■ Your goal
Take the entries that follow and return only the lines from the one with "Extract all readable text from this page." through the final line, leaving every picture behind.

★ ★ ★

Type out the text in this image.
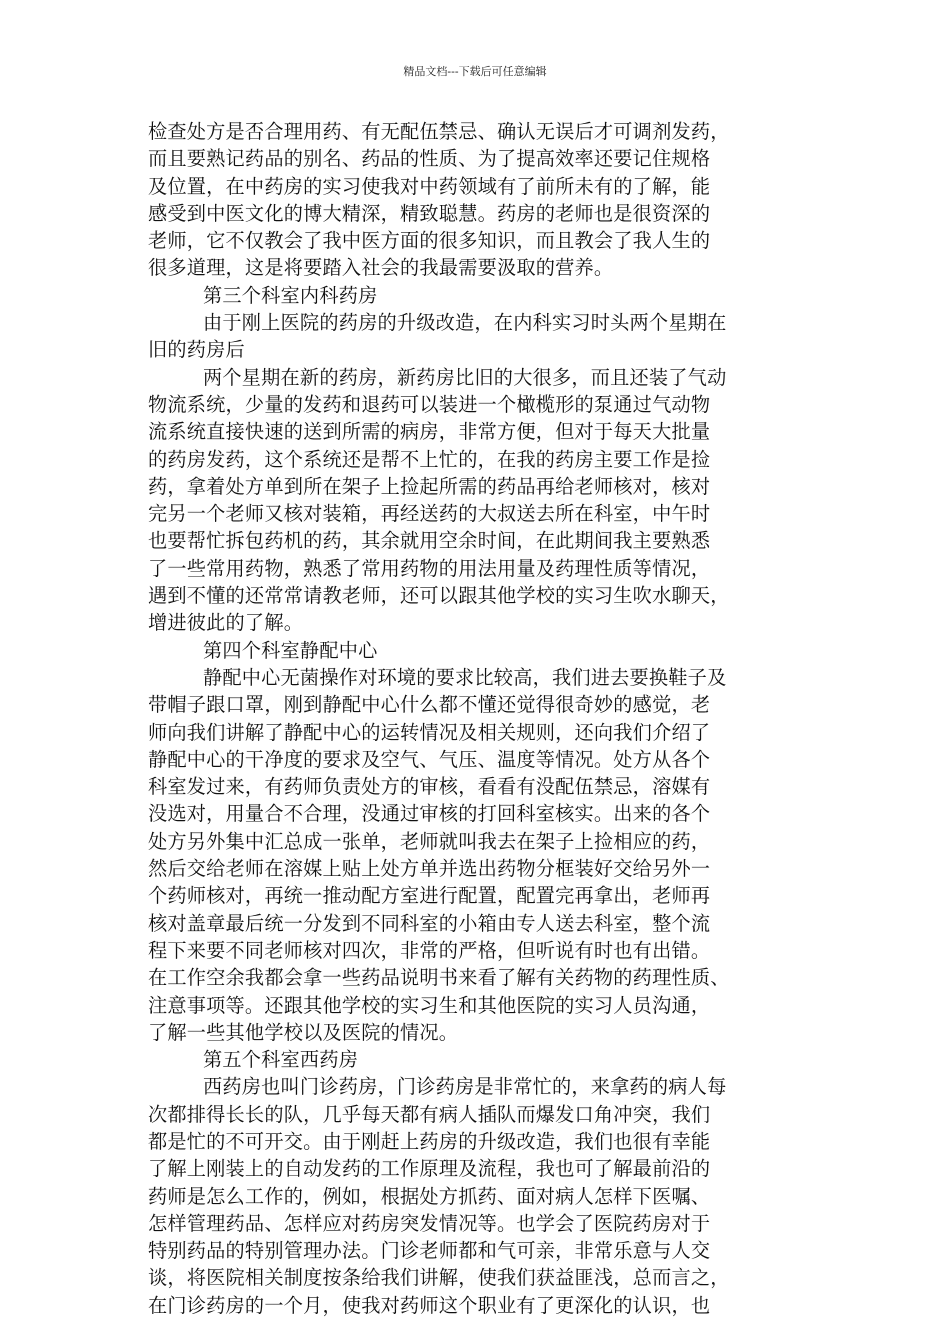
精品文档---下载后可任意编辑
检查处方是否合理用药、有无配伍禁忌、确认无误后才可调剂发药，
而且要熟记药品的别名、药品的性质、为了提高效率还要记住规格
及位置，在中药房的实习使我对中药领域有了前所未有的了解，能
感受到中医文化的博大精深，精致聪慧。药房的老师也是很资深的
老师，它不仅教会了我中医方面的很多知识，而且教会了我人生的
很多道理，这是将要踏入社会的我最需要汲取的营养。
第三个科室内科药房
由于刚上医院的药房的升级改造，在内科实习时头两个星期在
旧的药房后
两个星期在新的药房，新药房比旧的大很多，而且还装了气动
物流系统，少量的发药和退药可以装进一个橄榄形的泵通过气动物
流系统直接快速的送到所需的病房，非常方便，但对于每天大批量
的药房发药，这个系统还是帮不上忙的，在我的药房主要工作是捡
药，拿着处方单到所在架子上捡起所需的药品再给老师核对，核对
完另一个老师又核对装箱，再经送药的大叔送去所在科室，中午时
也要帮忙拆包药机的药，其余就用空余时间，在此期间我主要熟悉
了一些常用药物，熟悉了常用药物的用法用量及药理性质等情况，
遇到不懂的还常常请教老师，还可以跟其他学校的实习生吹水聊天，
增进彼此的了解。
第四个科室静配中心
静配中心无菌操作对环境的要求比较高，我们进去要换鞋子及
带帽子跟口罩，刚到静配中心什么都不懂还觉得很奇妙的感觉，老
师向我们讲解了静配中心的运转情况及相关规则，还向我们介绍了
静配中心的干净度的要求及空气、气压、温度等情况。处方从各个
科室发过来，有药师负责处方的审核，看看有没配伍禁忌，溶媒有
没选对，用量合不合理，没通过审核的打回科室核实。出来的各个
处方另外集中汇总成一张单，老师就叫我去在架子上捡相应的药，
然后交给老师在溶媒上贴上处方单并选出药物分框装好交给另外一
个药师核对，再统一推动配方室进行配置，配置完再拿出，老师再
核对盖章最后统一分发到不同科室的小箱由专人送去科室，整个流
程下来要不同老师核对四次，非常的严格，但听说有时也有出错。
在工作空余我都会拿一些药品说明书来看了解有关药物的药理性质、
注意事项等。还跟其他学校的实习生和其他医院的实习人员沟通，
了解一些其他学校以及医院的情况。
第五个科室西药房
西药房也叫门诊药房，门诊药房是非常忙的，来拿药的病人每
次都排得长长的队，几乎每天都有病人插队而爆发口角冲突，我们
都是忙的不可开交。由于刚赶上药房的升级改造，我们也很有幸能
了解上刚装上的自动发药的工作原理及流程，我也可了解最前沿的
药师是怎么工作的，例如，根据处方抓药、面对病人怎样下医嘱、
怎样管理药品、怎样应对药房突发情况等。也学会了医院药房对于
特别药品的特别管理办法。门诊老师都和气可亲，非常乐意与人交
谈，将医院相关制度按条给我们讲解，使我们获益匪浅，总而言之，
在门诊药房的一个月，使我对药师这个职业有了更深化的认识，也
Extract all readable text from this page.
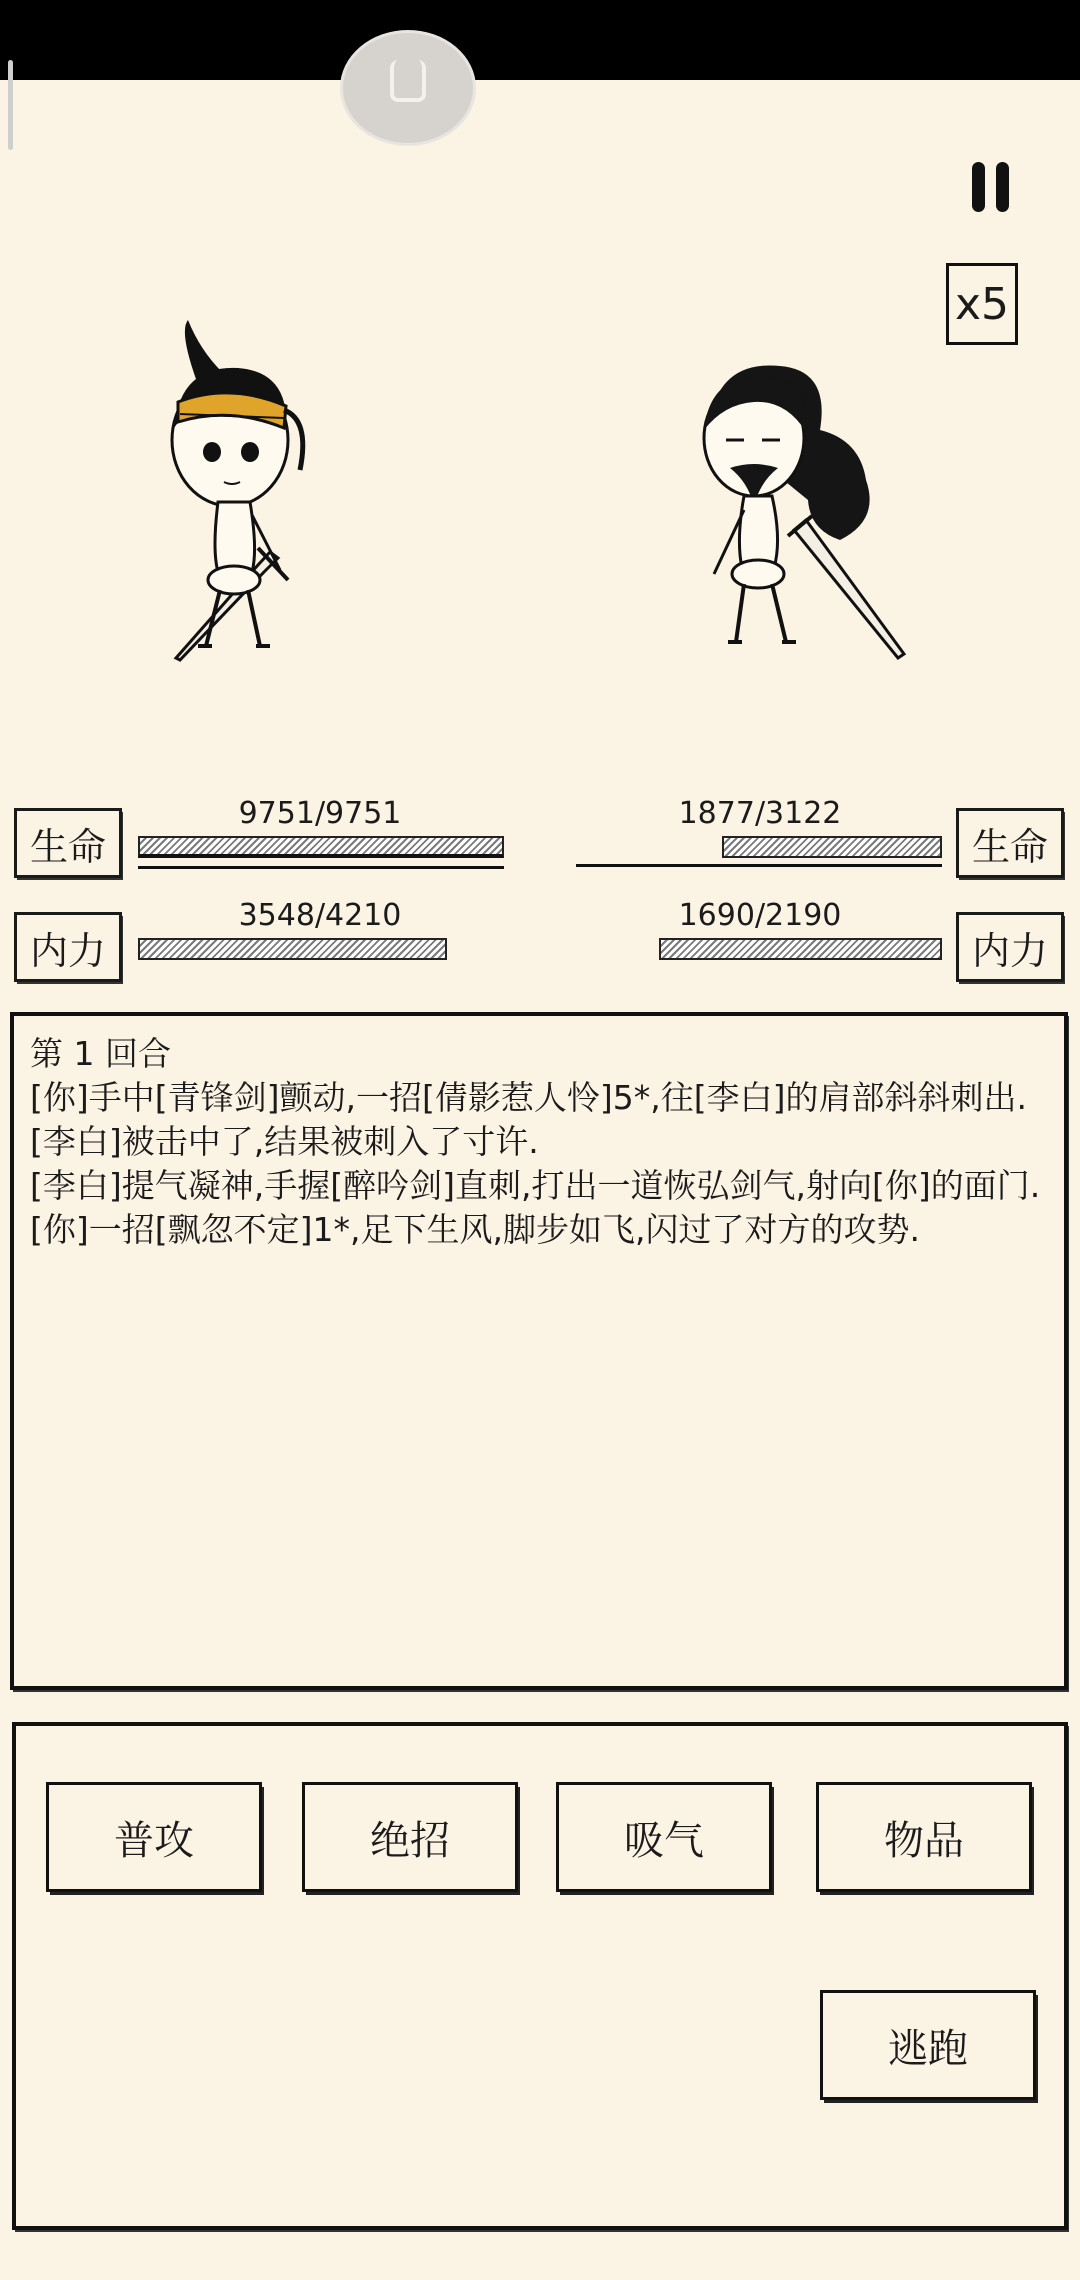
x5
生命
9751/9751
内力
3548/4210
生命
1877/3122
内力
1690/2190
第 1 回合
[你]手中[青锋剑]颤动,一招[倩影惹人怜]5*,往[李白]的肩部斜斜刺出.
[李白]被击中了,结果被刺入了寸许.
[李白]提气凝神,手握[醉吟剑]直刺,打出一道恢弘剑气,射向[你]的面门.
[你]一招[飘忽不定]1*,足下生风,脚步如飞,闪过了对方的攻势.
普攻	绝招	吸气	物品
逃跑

★ ★ ★

■ Written reply
Extract all readable text from this page.
x5
生命
9751/9751
内力
3548/4210
生命
1877/3122
内力
1690/2190
第 1 回合
[你]手中[青锋剑]颤动,一招[倩影惹人怜]5*,往[李白]的肩部斜斜刺出.
[李白]被击中了,结果被刺入了寸许.
[李白]提气凝神,手握[醉吟剑]直刺,打出一道恢弘剑气,射向[你]的面门.
[你]一招[飘忽不定]1*,足下生风,脚步如飞,闪过了对方的攻势.
普攻	绝招	吸气	物品
逃跑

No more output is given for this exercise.